╭─ RECORDS FOR THE EXERCISE

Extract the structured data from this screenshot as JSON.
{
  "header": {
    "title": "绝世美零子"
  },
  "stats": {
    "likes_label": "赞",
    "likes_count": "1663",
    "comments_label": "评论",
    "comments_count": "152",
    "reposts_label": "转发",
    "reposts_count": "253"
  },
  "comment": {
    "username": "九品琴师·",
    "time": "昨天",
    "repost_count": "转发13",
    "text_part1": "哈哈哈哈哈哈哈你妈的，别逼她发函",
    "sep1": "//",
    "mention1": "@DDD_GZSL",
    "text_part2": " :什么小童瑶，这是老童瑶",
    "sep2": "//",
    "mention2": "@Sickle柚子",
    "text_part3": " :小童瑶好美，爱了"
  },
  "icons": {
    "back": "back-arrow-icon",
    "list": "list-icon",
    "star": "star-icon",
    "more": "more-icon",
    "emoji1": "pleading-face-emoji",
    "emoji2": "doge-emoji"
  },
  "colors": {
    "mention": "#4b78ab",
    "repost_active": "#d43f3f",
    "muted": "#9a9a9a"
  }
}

╰─
╭─ RECORDS FOR THE EXERCISE

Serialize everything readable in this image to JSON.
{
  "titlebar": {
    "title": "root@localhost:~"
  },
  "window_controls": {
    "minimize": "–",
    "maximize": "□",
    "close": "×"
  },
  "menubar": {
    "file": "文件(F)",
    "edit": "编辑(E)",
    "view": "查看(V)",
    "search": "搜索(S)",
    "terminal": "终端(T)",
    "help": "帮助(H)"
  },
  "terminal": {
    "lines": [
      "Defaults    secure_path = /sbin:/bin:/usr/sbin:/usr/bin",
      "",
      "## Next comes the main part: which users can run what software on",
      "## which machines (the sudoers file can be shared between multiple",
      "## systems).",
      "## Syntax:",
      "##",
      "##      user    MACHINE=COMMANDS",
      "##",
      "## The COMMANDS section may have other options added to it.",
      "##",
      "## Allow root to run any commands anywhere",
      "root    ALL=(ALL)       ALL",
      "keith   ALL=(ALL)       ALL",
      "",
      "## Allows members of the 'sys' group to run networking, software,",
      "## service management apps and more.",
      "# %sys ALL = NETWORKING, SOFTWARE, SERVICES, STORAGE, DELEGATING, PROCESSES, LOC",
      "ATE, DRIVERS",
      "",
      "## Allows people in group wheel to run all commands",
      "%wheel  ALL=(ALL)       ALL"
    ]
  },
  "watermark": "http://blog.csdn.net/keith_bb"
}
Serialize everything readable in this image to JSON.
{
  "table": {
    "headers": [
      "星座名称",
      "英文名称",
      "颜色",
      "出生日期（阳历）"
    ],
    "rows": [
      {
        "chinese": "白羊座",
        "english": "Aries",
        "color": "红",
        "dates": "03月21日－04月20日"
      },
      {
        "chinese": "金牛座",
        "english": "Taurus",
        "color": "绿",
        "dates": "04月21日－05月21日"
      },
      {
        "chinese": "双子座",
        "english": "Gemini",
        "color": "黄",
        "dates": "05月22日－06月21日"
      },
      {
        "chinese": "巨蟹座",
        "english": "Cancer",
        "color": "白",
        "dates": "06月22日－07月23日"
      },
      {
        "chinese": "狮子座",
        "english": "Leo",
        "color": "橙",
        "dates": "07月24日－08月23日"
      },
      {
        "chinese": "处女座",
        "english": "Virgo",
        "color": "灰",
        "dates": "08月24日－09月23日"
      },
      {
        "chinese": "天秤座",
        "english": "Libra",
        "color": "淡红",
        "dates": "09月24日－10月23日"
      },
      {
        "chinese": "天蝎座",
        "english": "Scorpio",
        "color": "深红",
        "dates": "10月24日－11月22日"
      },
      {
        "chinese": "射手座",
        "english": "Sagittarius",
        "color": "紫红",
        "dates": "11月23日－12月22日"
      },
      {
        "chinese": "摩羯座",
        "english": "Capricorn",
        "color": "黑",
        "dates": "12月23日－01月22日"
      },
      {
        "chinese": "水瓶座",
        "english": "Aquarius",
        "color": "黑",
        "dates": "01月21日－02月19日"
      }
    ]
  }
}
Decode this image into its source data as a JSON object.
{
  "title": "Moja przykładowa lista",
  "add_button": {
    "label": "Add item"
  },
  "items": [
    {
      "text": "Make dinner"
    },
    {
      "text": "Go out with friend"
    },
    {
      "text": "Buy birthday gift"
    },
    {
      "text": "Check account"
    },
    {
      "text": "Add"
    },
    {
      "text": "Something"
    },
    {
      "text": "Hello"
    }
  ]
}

╰─

__THE REQUEST__
List every line above that holds the word "Allows".

__COMPLETE OUTPUT__
      "## Allows members of the 'sys' group to run networking, software,",
      "## Allows people in group wheel to run all commands",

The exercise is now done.